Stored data
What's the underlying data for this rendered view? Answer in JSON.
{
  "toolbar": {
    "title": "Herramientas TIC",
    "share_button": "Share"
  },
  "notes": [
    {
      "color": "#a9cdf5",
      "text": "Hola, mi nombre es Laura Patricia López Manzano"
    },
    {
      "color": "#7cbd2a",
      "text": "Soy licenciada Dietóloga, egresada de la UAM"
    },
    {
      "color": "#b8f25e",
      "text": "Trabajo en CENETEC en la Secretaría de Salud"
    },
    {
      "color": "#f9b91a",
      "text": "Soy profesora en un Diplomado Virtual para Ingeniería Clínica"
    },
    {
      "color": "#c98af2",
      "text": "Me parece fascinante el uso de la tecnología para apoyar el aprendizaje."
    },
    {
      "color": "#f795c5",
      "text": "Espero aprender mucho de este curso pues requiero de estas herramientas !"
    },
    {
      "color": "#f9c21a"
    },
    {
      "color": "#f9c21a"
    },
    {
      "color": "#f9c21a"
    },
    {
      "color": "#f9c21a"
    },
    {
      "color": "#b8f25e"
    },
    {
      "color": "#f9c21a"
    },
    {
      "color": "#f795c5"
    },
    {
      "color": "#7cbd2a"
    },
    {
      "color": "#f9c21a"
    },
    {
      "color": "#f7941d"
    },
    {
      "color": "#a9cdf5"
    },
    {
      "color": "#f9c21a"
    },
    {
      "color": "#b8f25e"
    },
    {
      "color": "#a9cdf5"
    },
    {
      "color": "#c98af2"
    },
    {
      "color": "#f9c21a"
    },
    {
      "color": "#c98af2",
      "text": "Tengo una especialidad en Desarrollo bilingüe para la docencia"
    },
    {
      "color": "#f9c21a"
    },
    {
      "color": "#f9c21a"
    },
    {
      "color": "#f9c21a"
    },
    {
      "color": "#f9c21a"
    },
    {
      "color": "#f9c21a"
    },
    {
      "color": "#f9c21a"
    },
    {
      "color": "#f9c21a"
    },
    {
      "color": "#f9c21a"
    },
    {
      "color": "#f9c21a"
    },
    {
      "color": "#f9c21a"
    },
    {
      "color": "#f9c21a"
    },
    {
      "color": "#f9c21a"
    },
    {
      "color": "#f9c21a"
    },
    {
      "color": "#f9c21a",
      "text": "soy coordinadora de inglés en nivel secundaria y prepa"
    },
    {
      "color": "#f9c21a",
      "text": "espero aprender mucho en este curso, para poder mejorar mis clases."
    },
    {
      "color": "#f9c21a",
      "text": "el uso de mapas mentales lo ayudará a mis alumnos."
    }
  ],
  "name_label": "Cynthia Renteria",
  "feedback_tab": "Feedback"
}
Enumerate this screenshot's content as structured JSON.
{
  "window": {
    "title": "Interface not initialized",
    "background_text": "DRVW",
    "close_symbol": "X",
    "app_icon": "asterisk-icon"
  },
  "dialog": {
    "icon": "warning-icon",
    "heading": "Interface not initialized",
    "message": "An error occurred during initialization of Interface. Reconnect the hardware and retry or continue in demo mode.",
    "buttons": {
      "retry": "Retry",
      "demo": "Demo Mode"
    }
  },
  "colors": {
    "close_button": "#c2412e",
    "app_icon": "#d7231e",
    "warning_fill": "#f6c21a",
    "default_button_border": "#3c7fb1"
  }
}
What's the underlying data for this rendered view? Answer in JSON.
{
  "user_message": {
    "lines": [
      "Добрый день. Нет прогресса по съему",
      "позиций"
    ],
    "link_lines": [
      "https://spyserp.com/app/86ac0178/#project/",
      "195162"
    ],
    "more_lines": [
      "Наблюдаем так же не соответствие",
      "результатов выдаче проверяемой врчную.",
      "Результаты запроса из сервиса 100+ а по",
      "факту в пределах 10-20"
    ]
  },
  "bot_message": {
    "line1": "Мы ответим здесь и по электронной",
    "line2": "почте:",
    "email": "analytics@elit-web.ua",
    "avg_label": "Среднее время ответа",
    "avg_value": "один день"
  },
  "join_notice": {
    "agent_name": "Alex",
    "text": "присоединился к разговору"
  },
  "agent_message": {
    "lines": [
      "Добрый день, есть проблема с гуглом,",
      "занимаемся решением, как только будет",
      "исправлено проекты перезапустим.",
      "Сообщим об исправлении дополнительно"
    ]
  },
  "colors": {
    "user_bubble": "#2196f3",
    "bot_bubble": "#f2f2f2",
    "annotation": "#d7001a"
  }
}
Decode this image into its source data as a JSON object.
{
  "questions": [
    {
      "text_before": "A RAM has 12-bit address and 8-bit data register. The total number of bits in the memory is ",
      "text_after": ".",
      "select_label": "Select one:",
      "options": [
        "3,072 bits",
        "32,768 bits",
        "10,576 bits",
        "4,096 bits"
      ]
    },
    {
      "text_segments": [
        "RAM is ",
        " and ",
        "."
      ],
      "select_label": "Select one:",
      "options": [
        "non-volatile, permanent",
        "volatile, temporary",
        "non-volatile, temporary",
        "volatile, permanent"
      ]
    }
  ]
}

-- Instruction --
Copy every line of the material, please, keeping it exactly the same.

-- Solution to this task --
What's the underlying data for this rendered view? Answer in JSON.
{
  "toolbar": {
    "title": "Herramientas TIC",
    "share_button": "Share"
  },
  "notes": [
    {
      "color": "#a9cdf5",
      "text": "Hola, mi nombre es Laura Patricia López Manzano"
    },
    {
      "color": "#7cbd2a",
      "text": "Soy licenciada Dietóloga, egresada de la UAM"
    },
    {
      "color": "#b8f25e",
      "text": "Trabajo en CENETEC en la Secretaría de Salud"
    },
    {
      "color": "#f9b91a",
      "text": "Soy profesora en un Diplomado Virtual para Ingeniería Clínica"
    },
    {
      "color": "#c98af2",
      "text": "Me parece fascinante el uso de la tecnología para apoyar el aprendizaje."
    },
    {
      "color": "#f795c5",
      "text": "Espero aprender mucho de este curso pues requiero de estas herramientas !"
    },
    {
      "color": "#f9c21a"
    },
    {
      "color": "#f9c21a"
    },
    {
      "color": "#f9c21a"
    },
    {
      "color": "#f9c21a"
    },
    {
      "color": "#b8f25e"
    },
    {
      "color": "#f9c21a"
    },
    {
      "color": "#f795c5"
    },
    {
      "color": "#7cbd2a"
    },
    {
      "color": "#f9c21a"
    },
    {
      "color": "#f7941d"
    },
    {
      "color": "#a9cdf5"
    },
    {
      "color": "#f9c21a"
    },
    {
      "color": "#b8f25e"
    },
    {
      "color": "#a9cdf5"
    },
    {
      "color": "#c98af2"
    },
    {
      "color": "#f9c21a"
    },
    {
      "color": "#c98af2",
      "text": "Tengo una especialidad en Desarrollo bilingüe para la docencia"
    },
    {
      "color": "#f9c21a"
    },
    {
      "color": "#f9c21a"
    },
    {
      "color": "#f9c21a"
    },
    {
      "color": "#f9c21a"
    },
    {
      "color": "#f9c21a"
    },
    {
      "color": "#f9c21a"
    },
    {
      "color": "#f9c21a"
    },
    {
      "color": "#f9c21a"
    },
    {
      "color": "#f9c21a"
    },
    {
      "color": "#f9c21a"
    },
    {
      "color": "#f9c21a"
    },
    {
      "color": "#f9c21a"
    },
    {
      "color": "#f9c21a"
    },
    {
      "color": "#f9c21a",
      "text": "soy coordinadora de inglés en nivel secundaria y prepa"
    },
    {
      "color": "#f9c21a",
      "text": "espero aprender mucho en este curso, para poder mejorar mis clases."
    },
    {
      "color": "#f9c21a",
      "text": "el uso de mapas mentales lo ayudará a mis alumnos."
    }
  ],
  "name_label": "Cynthia Renteria",
  "feedback_tab": "Feedback"
}
Enumerate this screenshot's content as structured JSON.
{
  "window": {
    "title": "Interface not initialized",
    "background_text": "DRVW",
    "close_symbol": "X",
    "app_icon": "asterisk-icon"
  },
  "dialog": {
    "icon": "warning-icon",
    "heading": "Interface not initialized",
    "message": "An error occurred during initialization of Interface. Reconnect the hardware and retry or continue in demo mode.",
    "buttons": {
      "retry": "Retry",
      "demo": "Demo Mode"
    }
  },
  "colors": {
    "close_button": "#c2412e",
    "app_icon": "#d7231e",
    "warning_fill": "#f6c21a",
    "default_button_border": "#3c7fb1"
  }
}
What's the underlying data for this rendered view? Answer in JSON.
{
  "user_message": {
    "lines": [
      "Добрый день. Нет прогресса по съему",
      "позиций"
    ],
    "link_lines": [
      "https://spyserp.com/app/86ac0178/#project/",
      "195162"
    ],
    "more_lines": [
      "Наблюдаем так же не соответствие",
      "результатов выдаче проверяемой врчную.",
      "Результаты запроса из сервиса 100+ а по",
      "факту в пределах 10-20"
    ]
  },
  "bot_message": {
    "line1": "Мы ответим здесь и по электронной",
    "line2": "почте:",
    "email": "analytics@elit-web.ua",
    "avg_label": "Среднее время ответа",
    "avg_value": "один день"
  },
  "join_notice": {
    "agent_name": "Alex",
    "text": "присоединился к разговору"
  },
  "agent_message": {
    "lines": [
      "Добрый день, есть проблема с гуглом,",
      "занимаемся решением, как только будет",
      "исправлено проекты перезапустим.",
      "Сообщим об исправлении дополнительно"
    ]
  },
  "colors": {
    "user_bubble": "#2196f3",
    "bot_bubble": "#f2f2f2",
    "annotation": "#d7001a"
  }
}
Decode this image into its source data as a JSON object.
{
  "questions": [
    {
      "text_before": "A RAM has 12-bit address and 8-bit data register. The total number of bits in the memory is ",
      "text_after": ".",
      "select_label": "Select one:",
      "options": [
        "3,072 bits",
        "32,768 bits",
        "10,576 bits",
        "4,096 bits"
      ]
    },
    {
      "text_segments": [
        "RAM is ",
        " and ",
        "."
      ],
      "select_label": "Select one:",
      "options": [
        "non-volatile, permanent",
        "volatile, temporary",
        "non-volatile, temporary",
        "volatile, permanent"
      ]
    }
  ]
}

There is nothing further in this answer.